● AIM OF THE TASK: Locate each line of the material that contains "growth", then return it.

● RECORDS SHOWN:
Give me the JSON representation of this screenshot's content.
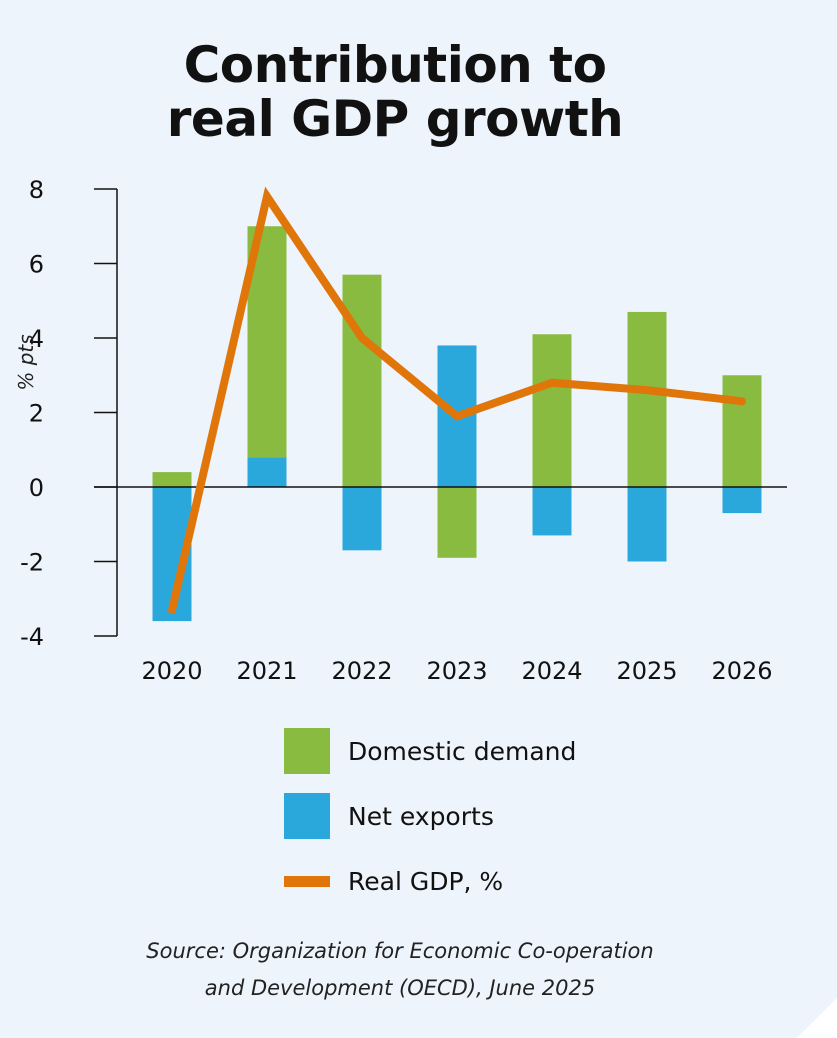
{
  "title_line1": "Contribution to",
  "title_line2": "real GDP growth",
  "colors": {
    "background": "#eef4fb",
    "domestic_demand": "#88bb3f",
    "net_exports": "#2aa8dc",
    "real_gdp": "#e0760a",
    "axis": "#111111"
  },
  "chart_data": {
    "type": "bar",
    "stacked": true,
    "title": "Contribution to real GDP growth",
    "xlabel": "",
    "ylabel": "% pts",
    "ylim": [
      -4,
      8
    ],
    "yticks": [
      8,
      6,
      4,
      2,
      0,
      -2,
      -4
    ],
    "categories": [
      "2020",
      "2021",
      "2022",
      "2023",
      "2024",
      "2025",
      "2026"
    ],
    "series": [
      {
        "name": "Domestic demand",
        "type": "bar",
        "values": [
          0.4,
          6.2,
          5.7,
          -1.9,
          4.1,
          4.7,
          3.0
        ]
      },
      {
        "name": "Net exports",
        "type": "bar",
        "values": [
          -3.6,
          0.8,
          -1.7,
          3.8,
          -1.3,
          -2.0,
          -0.7
        ]
      },
      {
        "name": "Real GDP, %",
        "type": "line",
        "values": [
          -3.3,
          7.8,
          4.0,
          1.9,
          2.8,
          2.6,
          2.3
        ]
      }
    ],
    "legend_position": "bottom",
    "grid": false
  },
  "legend": [
    {
      "label": "Domestic demand",
      "kind": "box",
      "color": "#88bb3f"
    },
    {
      "label": "Net exports",
      "kind": "box",
      "color": "#2aa8dc"
    },
    {
      "label": "Real GDP, %",
      "kind": "line",
      "color": "#e0760a"
    }
  ],
  "source_line1": "Source: Organization for Economic Co-operation",
  "source_line2": "and Development (OECD), June 2025"
}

● ANSWER TO THIS EXERCISE:
  "title_line2": "real GDP growth",
    "title": "Contribution to real GDP growth",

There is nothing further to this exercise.